Repeat the whole listing exactly.

.....

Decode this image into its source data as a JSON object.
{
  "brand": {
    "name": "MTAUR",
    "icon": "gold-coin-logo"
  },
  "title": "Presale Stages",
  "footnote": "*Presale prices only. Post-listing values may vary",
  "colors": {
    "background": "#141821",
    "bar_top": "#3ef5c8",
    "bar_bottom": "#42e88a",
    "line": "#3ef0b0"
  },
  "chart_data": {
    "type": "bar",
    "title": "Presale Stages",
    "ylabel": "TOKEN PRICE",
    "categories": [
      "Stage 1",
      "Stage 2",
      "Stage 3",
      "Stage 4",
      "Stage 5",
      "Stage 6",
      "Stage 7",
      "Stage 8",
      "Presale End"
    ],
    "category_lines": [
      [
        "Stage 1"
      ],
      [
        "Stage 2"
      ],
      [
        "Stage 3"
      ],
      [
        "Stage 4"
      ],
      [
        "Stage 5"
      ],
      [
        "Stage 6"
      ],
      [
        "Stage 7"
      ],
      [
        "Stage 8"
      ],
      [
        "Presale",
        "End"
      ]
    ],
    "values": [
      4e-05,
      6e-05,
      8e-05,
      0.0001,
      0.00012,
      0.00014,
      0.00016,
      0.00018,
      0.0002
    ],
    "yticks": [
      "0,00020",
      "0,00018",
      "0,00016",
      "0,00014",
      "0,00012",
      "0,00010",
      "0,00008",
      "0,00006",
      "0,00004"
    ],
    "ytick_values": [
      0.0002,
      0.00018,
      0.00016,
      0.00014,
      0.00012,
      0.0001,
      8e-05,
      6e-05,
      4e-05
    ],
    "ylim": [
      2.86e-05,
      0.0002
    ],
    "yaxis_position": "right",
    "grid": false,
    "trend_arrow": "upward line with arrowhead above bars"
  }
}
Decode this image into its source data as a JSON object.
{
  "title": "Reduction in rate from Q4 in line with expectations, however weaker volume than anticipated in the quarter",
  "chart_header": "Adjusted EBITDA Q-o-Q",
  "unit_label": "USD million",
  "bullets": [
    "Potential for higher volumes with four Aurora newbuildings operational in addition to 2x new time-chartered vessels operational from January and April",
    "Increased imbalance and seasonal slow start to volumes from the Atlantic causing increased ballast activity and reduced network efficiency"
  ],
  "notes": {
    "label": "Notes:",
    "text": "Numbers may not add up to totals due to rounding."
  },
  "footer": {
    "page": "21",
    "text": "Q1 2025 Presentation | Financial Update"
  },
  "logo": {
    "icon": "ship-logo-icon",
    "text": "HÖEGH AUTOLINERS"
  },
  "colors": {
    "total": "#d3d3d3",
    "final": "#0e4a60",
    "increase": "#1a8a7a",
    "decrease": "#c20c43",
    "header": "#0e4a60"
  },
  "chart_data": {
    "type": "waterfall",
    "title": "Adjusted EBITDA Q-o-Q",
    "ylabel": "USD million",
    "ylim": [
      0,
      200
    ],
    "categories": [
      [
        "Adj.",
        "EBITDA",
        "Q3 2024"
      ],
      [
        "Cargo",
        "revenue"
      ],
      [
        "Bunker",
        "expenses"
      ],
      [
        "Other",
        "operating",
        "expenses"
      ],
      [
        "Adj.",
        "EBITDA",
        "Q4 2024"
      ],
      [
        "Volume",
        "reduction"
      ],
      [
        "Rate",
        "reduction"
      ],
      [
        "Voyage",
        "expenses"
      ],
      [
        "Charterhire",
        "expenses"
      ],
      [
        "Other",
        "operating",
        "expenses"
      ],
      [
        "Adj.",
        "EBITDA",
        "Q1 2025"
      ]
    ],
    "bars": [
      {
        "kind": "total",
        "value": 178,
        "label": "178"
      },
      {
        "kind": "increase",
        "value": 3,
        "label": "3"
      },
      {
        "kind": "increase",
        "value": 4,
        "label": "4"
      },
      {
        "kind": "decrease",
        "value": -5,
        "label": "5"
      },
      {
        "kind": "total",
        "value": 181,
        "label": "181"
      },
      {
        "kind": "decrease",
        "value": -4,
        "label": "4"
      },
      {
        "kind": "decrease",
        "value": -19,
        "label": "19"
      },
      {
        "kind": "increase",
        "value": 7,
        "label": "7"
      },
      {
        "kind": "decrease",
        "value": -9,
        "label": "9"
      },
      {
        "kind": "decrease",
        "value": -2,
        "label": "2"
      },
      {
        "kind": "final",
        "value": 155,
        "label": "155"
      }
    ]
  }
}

.....

Written response:
Decode this image into its source data as a JSON object.
{
  "brand": {
    "name": "MTAUR",
    "icon": "gold-coin-logo"
  },
  "title": "Presale Stages",
  "footnote": "*Presale prices only. Post-listing values may vary",
  "colors": {
    "background": "#141821",
    "bar_top": "#3ef5c8",
    "bar_bottom": "#42e88a",
    "line": "#3ef0b0"
  },
  "chart_data": {
    "type": "bar",
    "title": "Presale Stages",
    "ylabel": "TOKEN PRICE",
    "categories": [
      "Stage 1",
      "Stage 2",
      "Stage 3",
      "Stage 4",
      "Stage 5",
      "Stage 6",
      "Stage 7",
      "Stage 8",
      "Presale End"
    ],
    "category_lines": [
      [
        "Stage 1"
      ],
      [
        "Stage 2"
      ],
      [
        "Stage 3"
      ],
      [
        "Stage 4"
      ],
      [
        "Stage 5"
      ],
      [
        "Stage 6"
      ],
      [
        "Stage 7"
      ],
      [
        "Stage 8"
      ],
      [
        "Presale",
        "End"
      ]
    ],
    "values": [
      4e-05,
      6e-05,
      8e-05,
      0.0001,
      0.00012,
      0.00014,
      0.00016,
      0.00018,
      0.0002
    ],
    "yticks": [
      "0,00020",
      "0,00018",
      "0,00016",
      "0,00014",
      "0,00012",
      "0,00010",
      "0,00008",
      "0,00006",
      "0,00004"
    ],
    "ytick_values": [
      0.0002,
      0.00018,
      0.00016,
      0.00014,
      0.00012,
      0.0001,
      8e-05,
      6e-05,
      4e-05
    ],
    "ylim": [
      2.86e-05,
      0.0002
    ],
    "yaxis_position": "right",
    "grid": false,
    "trend_arrow": "upward line with arrowhead above bars"
  }
}
Decode this image into its source data as a JSON object.
{
  "title": "Reduction in rate from Q4 in line with expectations, however weaker volume than anticipated in the quarter",
  "chart_header": "Adjusted EBITDA Q-o-Q",
  "unit_label": "USD million",
  "bullets": [
    "Potential for higher volumes with four Aurora newbuildings operational in addition to 2x new time-chartered vessels operational from January and April",
    "Increased imbalance and seasonal slow start to volumes from the Atlantic causing increased ballast activity and reduced network efficiency"
  ],
  "notes": {
    "label": "Notes:",
    "text": "Numbers may not add up to totals due to rounding."
  },
  "footer": {
    "page": "21",
    "text": "Q1 2025 Presentation | Financial Update"
  },
  "logo": {
    "icon": "ship-logo-icon",
    "text": "HÖEGH AUTOLINERS"
  },
  "colors": {
    "total": "#d3d3d3",
    "final": "#0e4a60",
    "increase": "#1a8a7a",
    "decrease": "#c20c43",
    "header": "#0e4a60"
  },
  "chart_data": {
    "type": "waterfall",
    "title": "Adjusted EBITDA Q-o-Q",
    "ylabel": "USD million",
    "ylim": [
      0,
      200
    ],
    "categories": [
      [
        "Adj.",
        "EBITDA",
        "Q3 2024"
      ],
      [
        "Cargo",
        "revenue"
      ],
      [
        "Bunker",
        "expenses"
      ],
      [
        "Other",
        "operating",
        "expenses"
      ],
      [
        "Adj.",
        "EBITDA",
        "Q4 2024"
      ],
      [
        "Volume",
        "reduction"
      ],
      [
        "Rate",
        "reduction"
      ],
      [
        "Voyage",
        "expenses"
      ],
      [
        "Charterhire",
        "expenses"
      ],
      [
        "Other",
        "operating",
        "expenses"
      ],
      [
        "Adj.",
        "EBITDA",
        "Q1 2025"
      ]
    ],
    "bars": [
      {
        "kind": "total",
        "value": 178,
        "label": "178"
      },
      {
        "kind": "increase",
        "value": 3,
        "label": "3"
      },
      {
        "kind": "increase",
        "value": 4,
        "label": "4"
      },
      {
        "kind": "decrease",
        "value": -5,
        "label": "5"
      },
      {
        "kind": "total",
        "value": 181,
        "label": "181"
      },
      {
        "kind": "decrease",
        "value": -4,
        "label": "4"
      },
      {
        "kind": "decrease",
        "value": -19,
        "label": "19"
      },
      {
        "kind": "increase",
        "value": 7,
        "label": "7"
      },
      {
        "kind": "decrease",
        "value": -9,
        "label": "9"
      },
      {
        "kind": "decrease",
        "value": -2,
        "label": "2"
      },
      {
        "kind": "final",
        "value": 155,
        "label": "155"
      }
    ]
  }
}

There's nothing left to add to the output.